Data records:
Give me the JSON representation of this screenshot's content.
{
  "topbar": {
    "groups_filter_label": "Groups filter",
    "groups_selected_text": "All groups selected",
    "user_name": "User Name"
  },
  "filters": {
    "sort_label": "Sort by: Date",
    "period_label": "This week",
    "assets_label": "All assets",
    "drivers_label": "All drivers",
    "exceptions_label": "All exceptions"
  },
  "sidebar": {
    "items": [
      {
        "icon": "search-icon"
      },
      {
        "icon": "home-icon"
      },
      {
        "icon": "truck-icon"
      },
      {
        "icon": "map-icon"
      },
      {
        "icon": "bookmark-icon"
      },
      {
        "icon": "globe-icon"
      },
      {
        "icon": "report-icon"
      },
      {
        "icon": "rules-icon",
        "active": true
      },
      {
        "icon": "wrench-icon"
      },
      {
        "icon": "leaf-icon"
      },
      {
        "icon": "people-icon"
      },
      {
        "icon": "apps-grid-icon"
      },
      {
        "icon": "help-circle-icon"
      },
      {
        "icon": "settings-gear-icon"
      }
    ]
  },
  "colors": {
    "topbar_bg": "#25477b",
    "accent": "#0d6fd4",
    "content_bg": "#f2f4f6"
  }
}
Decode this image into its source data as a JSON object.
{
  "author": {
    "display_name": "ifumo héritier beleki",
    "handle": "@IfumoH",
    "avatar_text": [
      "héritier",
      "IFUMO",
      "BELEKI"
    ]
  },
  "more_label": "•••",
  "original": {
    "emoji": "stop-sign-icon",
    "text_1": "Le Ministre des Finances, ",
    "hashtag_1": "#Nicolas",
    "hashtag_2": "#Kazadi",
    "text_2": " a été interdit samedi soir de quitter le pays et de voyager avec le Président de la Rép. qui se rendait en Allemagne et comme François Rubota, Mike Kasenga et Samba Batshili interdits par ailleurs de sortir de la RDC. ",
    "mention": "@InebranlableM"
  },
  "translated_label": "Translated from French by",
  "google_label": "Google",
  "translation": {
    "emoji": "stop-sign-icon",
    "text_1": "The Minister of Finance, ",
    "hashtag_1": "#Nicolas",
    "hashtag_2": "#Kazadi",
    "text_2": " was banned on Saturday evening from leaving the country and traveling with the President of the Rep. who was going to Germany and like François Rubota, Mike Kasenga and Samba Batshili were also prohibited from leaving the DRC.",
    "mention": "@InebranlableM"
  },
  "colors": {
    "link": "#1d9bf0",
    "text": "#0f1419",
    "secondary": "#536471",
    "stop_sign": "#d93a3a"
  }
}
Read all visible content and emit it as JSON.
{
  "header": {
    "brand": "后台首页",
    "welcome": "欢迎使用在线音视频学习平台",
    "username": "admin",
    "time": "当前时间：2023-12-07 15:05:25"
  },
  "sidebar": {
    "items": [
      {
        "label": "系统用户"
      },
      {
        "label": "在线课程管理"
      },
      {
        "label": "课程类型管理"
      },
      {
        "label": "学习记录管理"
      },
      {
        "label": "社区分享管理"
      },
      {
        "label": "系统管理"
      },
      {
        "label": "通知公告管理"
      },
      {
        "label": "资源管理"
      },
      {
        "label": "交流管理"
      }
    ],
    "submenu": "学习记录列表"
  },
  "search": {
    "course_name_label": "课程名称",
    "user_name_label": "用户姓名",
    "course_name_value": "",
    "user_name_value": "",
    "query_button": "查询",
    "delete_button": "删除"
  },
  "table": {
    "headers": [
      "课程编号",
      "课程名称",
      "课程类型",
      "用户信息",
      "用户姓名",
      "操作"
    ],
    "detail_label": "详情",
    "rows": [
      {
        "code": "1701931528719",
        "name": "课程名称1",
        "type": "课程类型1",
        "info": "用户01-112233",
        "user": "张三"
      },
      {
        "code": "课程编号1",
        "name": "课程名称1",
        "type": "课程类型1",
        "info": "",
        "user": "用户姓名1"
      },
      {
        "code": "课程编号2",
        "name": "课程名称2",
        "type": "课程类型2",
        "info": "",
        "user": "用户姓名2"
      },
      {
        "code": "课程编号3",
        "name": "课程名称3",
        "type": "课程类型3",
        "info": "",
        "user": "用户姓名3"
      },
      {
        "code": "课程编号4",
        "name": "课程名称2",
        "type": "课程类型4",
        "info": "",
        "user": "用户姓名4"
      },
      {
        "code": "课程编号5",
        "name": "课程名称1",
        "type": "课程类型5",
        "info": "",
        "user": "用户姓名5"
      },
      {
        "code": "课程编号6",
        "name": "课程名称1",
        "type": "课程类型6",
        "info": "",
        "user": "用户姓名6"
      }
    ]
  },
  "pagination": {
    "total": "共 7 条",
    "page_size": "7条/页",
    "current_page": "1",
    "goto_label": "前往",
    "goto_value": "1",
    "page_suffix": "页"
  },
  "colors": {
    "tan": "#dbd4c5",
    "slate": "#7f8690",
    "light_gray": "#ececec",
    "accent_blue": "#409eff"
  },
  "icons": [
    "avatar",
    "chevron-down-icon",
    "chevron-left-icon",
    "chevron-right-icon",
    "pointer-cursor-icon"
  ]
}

== Exercise prompt ==
Nothing may be left out: return each entry exactly as it reads.

== Finished answer ==
Give me the JSON representation of this screenshot's content.
{
  "topbar": {
    "groups_filter_label": "Groups filter",
    "groups_selected_text": "All groups selected",
    "user_name": "User Name"
  },
  "filters": {
    "sort_label": "Sort by: Date",
    "period_label": "This week",
    "assets_label": "All assets",
    "drivers_label": "All drivers",
    "exceptions_label": "All exceptions"
  },
  "sidebar": {
    "items": [
      {
        "icon": "search-icon"
      },
      {
        "icon": "home-icon"
      },
      {
        "icon": "truck-icon"
      },
      {
        "icon": "map-icon"
      },
      {
        "icon": "bookmark-icon"
      },
      {
        "icon": "globe-icon"
      },
      {
        "icon": "report-icon"
      },
      {
        "icon": "rules-icon",
        "active": true
      },
      {
        "icon": "wrench-icon"
      },
      {
        "icon": "leaf-icon"
      },
      {
        "icon": "people-icon"
      },
      {
        "icon": "apps-grid-icon"
      },
      {
        "icon": "help-circle-icon"
      },
      {
        "icon": "settings-gear-icon"
      }
    ]
  },
  "colors": {
    "topbar_bg": "#25477b",
    "accent": "#0d6fd4",
    "content_bg": "#f2f4f6"
  }
}
Decode this image into its source data as a JSON object.
{
  "author": {
    "display_name": "ifumo héritier beleki",
    "handle": "@IfumoH",
    "avatar_text": [
      "héritier",
      "IFUMO",
      "BELEKI"
    ]
  },
  "more_label": "•••",
  "original": {
    "emoji": "stop-sign-icon",
    "text_1": "Le Ministre des Finances, ",
    "hashtag_1": "#Nicolas",
    "hashtag_2": "#Kazadi",
    "text_2": " a été interdit samedi soir de quitter le pays et de voyager avec le Président de la Rép. qui se rendait en Allemagne et comme François Rubota, Mike Kasenga et Samba Batshili interdits par ailleurs de sortir de la RDC. ",
    "mention": "@InebranlableM"
  },
  "translated_label": "Translated from French by",
  "google_label": "Google",
  "translation": {
    "emoji": "stop-sign-icon",
    "text_1": "The Minister of Finance, ",
    "hashtag_1": "#Nicolas",
    "hashtag_2": "#Kazadi",
    "text_2": " was banned on Saturday evening from leaving the country and traveling with the President of the Rep. who was going to Germany and like François Rubota, Mike Kasenga and Samba Batshili were also prohibited from leaving the DRC.",
    "mention": "@InebranlableM"
  },
  "colors": {
    "link": "#1d9bf0",
    "text": "#0f1419",
    "secondary": "#536471",
    "stop_sign": "#d93a3a"
  }
}
Read all visible content and emit it as JSON.
{
  "header": {
    "brand": "后台首页",
    "welcome": "欢迎使用在线音视频学习平台",
    "username": "admin",
    "time": "当前时间：2023-12-07 15:05:25"
  },
  "sidebar": {
    "items": [
      {
        "label": "系统用户"
      },
      {
        "label": "在线课程管理"
      },
      {
        "label": "课程类型管理"
      },
      {
        "label": "学习记录管理"
      },
      {
        "label": "社区分享管理"
      },
      {
        "label": "系统管理"
      },
      {
        "label": "通知公告管理"
      },
      {
        "label": "资源管理"
      },
      {
        "label": "交流管理"
      }
    ],
    "submenu": "学习记录列表"
  },
  "search": {
    "course_name_label": "课程名称",
    "user_name_label": "用户姓名",
    "course_name_value": "",
    "user_name_value": "",
    "query_button": "查询",
    "delete_button": "删除"
  },
  "table": {
    "headers": [
      "课程编号",
      "课程名称",
      "课程类型",
      "用户信息",
      "用户姓名",
      "操作"
    ],
    "detail_label": "详情",
    "rows": [
      {
        "code": "1701931528719",
        "name": "课程名称1",
        "type": "课程类型1",
        "info": "用户01-112233",
        "user": "张三"
      },
      {
        "code": "课程编号1",
        "name": "课程名称1",
        "type": "课程类型1",
        "info": "",
        "user": "用户姓名1"
      },
      {
        "code": "课程编号2",
        "name": "课程名称2",
        "type": "课程类型2",
        "info": "",
        "user": "用户姓名2"
      },
      {
        "code": "课程编号3",
        "name": "课程名称3",
        "type": "课程类型3",
        "info": "",
        "user": "用户姓名3"
      },
      {
        "code": "课程编号4",
        "name": "课程名称2",
        "type": "课程类型4",
        "info": "",
        "user": "用户姓名4"
      },
      {
        "code": "课程编号5",
        "name": "课程名称1",
        "type": "课程类型5",
        "info": "",
        "user": "用户姓名5"
      },
      {
        "code": "课程编号6",
        "name": "课程名称1",
        "type": "课程类型6",
        "info": "",
        "user": "用户姓名6"
      }
    ]
  },
  "pagination": {
    "total": "共 7 条",
    "page_size": "7条/页",
    "current_page": "1",
    "goto_label": "前往",
    "goto_value": "1",
    "page_suffix": "页"
  },
  "colors": {
    "tan": "#dbd4c5",
    "slate": "#7f8690",
    "light_gray": "#ececec",
    "accent_blue": "#409eff"
  },
  "icons": [
    "avatar",
    "chevron-down-icon",
    "chevron-left-icon",
    "chevron-right-icon",
    "pointer-cursor-icon"
  ]
}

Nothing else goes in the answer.